Dataset rows about figures
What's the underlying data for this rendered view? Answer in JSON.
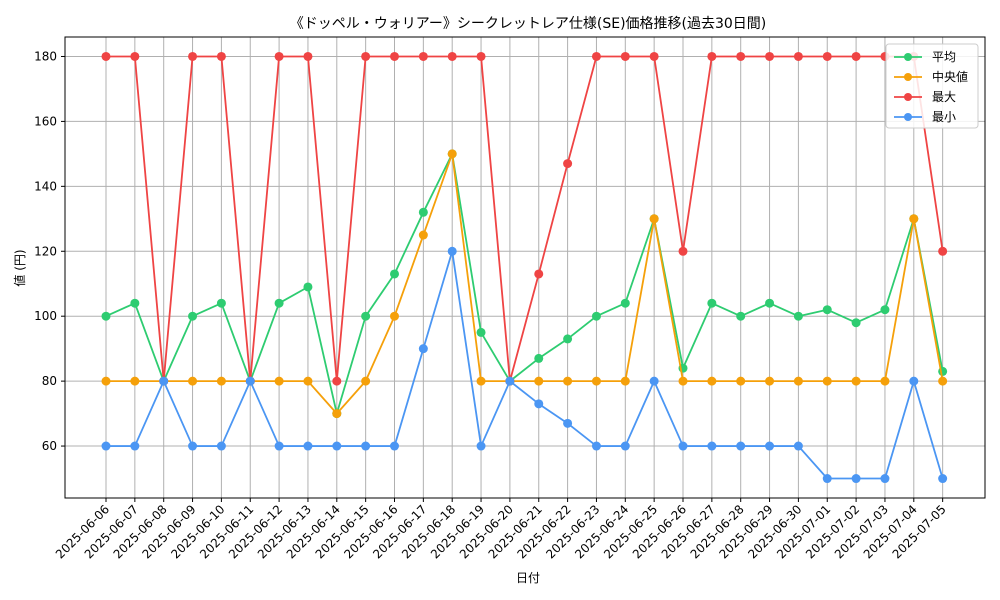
{
  "chart_data": {
    "type": "line",
    "title": "《ドッペル・ウォリアー》シークレットレア仕様(SE)価格推移(過去30日間)",
    "xlabel": "日付",
    "ylabel": "値 (円)",
    "ylim": [
      44,
      186
    ],
    "yticks": [
      60,
      80,
      100,
      120,
      140,
      160,
      180
    ],
    "grid": true,
    "legend_position": "top-right",
    "categories": [
      "2025-06-06",
      "2025-06-07",
      "2025-06-08",
      "2025-06-09",
      "2025-06-10",
      "2025-06-11",
      "2025-06-12",
      "2025-06-13",
      "2025-06-14",
      "2025-06-15",
      "2025-06-16",
      "2025-06-17",
      "2025-06-18",
      "2025-06-19",
      "2025-06-20",
      "2025-06-21",
      "2025-06-22",
      "2025-06-23",
      "2025-06-24",
      "2025-06-25",
      "2025-06-26",
      "2025-06-27",
      "2025-06-28",
      "2025-06-29",
      "2025-06-30",
      "2025-07-01",
      "2025-07-02",
      "2025-07-03",
      "2025-07-04",
      "2025-07-05"
    ],
    "series": [
      {
        "name": "平均",
        "color": "#2ecc71",
        "values": [
          100,
          104,
          80,
          100,
          104,
          80,
          104,
          109,
          70,
          100,
          113,
          132,
          150,
          95,
          80,
          87,
          93,
          100,
          104,
          130,
          84,
          104,
          100,
          104,
          100,
          102,
          98,
          102,
          130,
          83
        ]
      },
      {
        "name": "中央値",
        "color": "#f5a00a",
        "values": [
          80,
          80,
          80,
          80,
          80,
          80,
          80,
          80,
          70,
          80,
          100,
          125,
          150,
          80,
          80,
          80,
          80,
          80,
          80,
          130,
          80,
          80,
          80,
          80,
          80,
          80,
          80,
          80,
          130,
          80
        ]
      },
      {
        "name": "最大",
        "color": "#ef4444",
        "values": [
          180,
          180,
          80,
          180,
          180,
          80,
          180,
          180,
          80,
          180,
          180,
          180,
          180,
          180,
          80,
          113,
          147,
          180,
          180,
          180,
          120,
          180,
          180,
          180,
          180,
          180,
          180,
          180,
          180,
          120
        ]
      },
      {
        "name": "最小",
        "color": "#4b96f3",
        "values": [
          60,
          60,
          80,
          60,
          60,
          80,
          60,
          60,
          60,
          60,
          60,
          90,
          120,
          60,
          80,
          73,
          67,
          60,
          60,
          80,
          60,
          60,
          60,
          60,
          60,
          50,
          50,
          50,
          80,
          50
        ]
      }
    ]
  }
}
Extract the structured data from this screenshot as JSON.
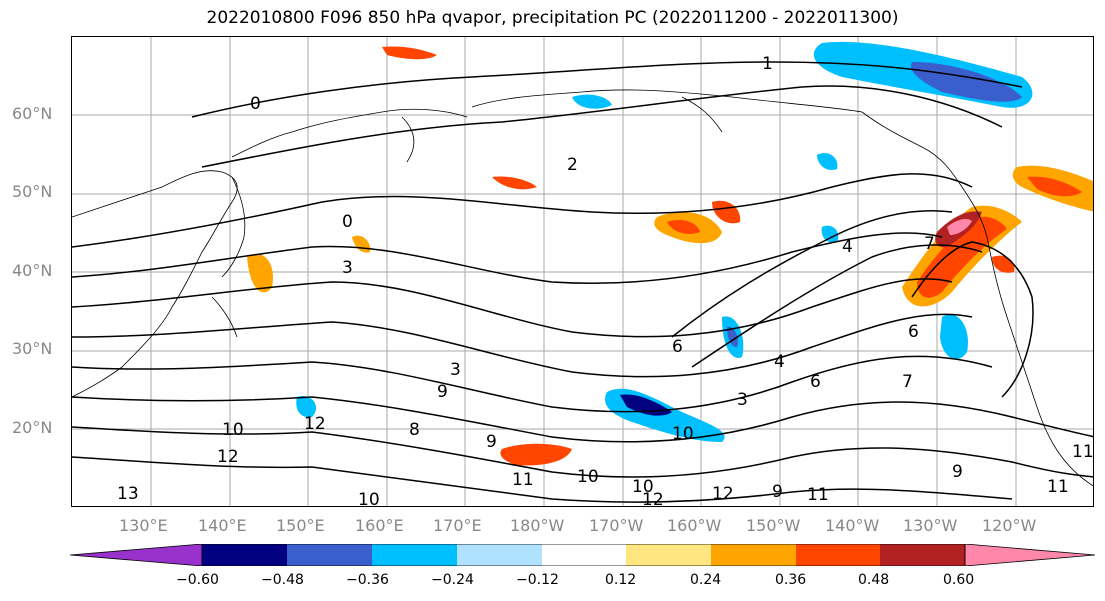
{
  "title": "2022010800 F096 850 hPa qvapor, precipitation PC (2022011200 - 2022011300)",
  "map": {
    "lat_ticks": [
      "60°N",
      "50°N",
      "40°N",
      "30°N",
      "20°N"
    ],
    "lon_ticks": [
      "130°E",
      "140°E",
      "150°E",
      "160°E",
      "170°E",
      "180°W",
      "170°W",
      "160°W",
      "150°W",
      "140°W",
      "130°W",
      "120°W"
    ],
    "contour_labels": [
      "1",
      "0",
      "2",
      "0",
      "3",
      "4",
      "6",
      "3",
      "3",
      "9",
      "6",
      "4",
      "7",
      "6",
      "7",
      "10",
      "12",
      "12",
      "8",
      "9",
      "12",
      "10",
      "13",
      "10",
      "9",
      "10",
      "11",
      "10",
      "12",
      "11",
      "9",
      "11",
      "11"
    ]
  },
  "colorbar": {
    "ticks": [
      "−0.60",
      "−0.48",
      "−0.36",
      "−0.24",
      "−0.12",
      "0.12",
      "0.24",
      "0.36",
      "0.48",
      "0.60"
    ],
    "colors": [
      "#9932cc",
      "#000080",
      "#3a5fcd",
      "#00bfff",
      "#b0e2ff",
      "#ffffff",
      "#ffe680",
      "#ffa500",
      "#ff4500",
      "#b22222",
      "#ff88aa"
    ]
  }
}
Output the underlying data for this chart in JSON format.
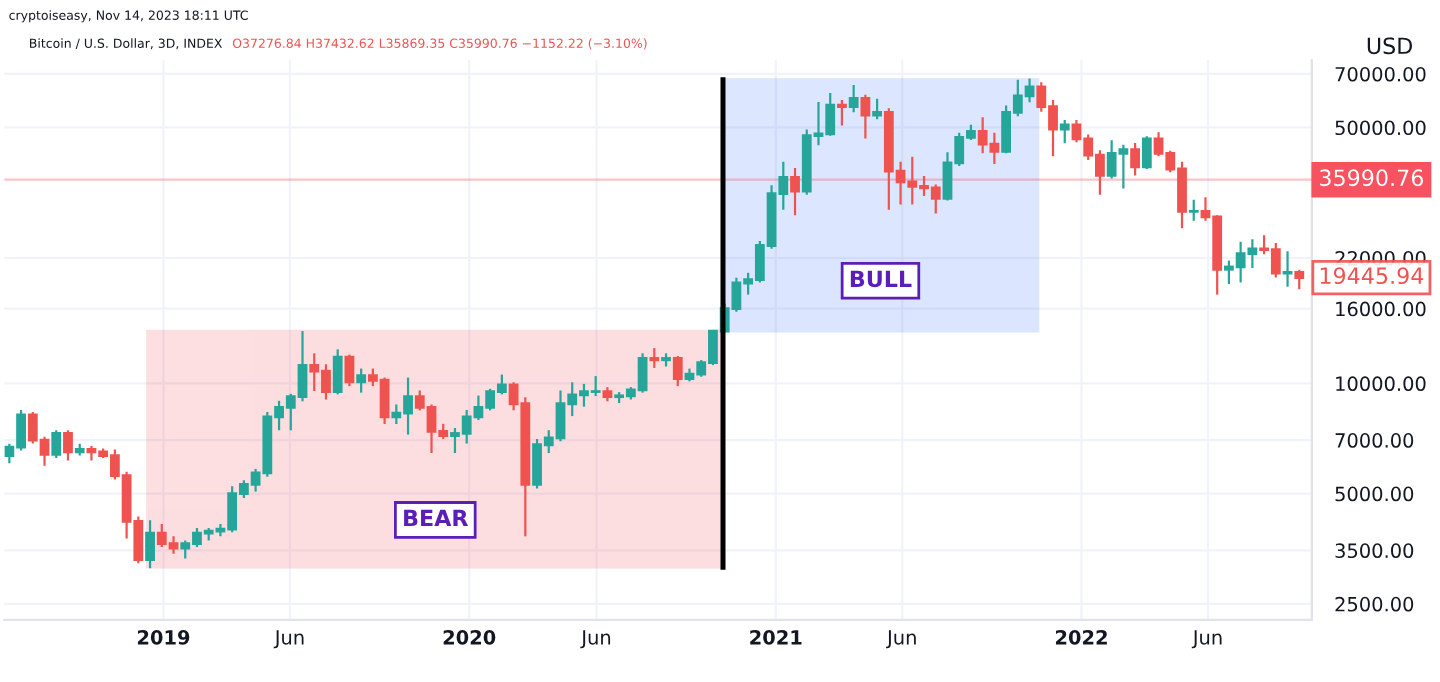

Objective:
The word "title" appears in how many lines of the records? Give the number only.

Answer to this task:
2